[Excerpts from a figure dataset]
# # # #
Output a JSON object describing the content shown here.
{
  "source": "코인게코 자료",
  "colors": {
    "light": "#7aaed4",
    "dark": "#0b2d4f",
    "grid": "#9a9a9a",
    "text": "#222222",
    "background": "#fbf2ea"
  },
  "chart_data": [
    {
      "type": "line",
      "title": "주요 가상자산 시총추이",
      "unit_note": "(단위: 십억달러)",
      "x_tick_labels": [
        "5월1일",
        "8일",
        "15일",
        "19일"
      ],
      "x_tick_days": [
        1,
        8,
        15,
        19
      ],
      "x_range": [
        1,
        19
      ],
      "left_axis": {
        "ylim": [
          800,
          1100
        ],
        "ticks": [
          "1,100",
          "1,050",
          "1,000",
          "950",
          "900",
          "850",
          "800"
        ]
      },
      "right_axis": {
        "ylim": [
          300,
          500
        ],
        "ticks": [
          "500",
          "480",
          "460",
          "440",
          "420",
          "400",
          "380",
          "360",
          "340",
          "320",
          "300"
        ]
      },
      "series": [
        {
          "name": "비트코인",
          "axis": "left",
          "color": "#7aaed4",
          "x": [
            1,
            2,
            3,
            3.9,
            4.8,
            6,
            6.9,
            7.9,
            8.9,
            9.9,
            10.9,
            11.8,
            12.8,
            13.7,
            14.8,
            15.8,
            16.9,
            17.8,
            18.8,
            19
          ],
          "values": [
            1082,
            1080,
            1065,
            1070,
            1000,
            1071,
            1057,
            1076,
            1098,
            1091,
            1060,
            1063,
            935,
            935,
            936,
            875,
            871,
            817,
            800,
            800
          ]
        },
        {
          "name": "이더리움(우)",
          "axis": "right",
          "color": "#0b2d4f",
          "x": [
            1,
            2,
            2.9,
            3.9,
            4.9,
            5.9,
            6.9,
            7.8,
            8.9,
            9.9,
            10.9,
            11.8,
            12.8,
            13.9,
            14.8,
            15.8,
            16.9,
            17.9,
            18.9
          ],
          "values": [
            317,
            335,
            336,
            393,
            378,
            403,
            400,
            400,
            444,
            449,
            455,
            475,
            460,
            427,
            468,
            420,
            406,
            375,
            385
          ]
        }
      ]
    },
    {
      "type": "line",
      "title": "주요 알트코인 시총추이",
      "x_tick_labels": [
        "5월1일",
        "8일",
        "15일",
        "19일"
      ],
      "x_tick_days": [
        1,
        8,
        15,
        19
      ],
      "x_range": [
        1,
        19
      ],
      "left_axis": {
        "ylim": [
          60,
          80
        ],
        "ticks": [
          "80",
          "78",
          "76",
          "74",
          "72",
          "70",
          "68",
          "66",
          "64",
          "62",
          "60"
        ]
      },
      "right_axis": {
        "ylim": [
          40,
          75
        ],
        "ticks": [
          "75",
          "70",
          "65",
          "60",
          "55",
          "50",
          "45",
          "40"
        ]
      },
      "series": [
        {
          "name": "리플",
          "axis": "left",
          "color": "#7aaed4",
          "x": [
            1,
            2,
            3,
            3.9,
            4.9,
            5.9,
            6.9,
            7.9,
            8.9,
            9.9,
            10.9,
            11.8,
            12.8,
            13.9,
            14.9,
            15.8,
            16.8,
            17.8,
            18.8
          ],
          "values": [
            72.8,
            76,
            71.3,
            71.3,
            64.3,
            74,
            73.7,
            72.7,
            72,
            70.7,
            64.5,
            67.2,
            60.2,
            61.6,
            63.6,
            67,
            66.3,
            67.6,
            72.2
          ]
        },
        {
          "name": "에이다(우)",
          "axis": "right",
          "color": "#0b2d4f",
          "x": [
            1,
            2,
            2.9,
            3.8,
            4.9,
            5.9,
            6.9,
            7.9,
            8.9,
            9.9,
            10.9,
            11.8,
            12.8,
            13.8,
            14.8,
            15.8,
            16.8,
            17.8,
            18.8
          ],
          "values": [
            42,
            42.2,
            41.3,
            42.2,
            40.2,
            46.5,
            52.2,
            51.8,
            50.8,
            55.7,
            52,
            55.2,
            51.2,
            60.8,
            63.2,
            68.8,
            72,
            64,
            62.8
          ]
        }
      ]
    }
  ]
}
# # # #
PROMPT
Filter out every line that lacks the word "시총추이", and copy the rest.

SOLUTION FOR THIS TASK
      "title": "주요 가상자산 시총추이",
      "title": "주요 알트코인 시총추이",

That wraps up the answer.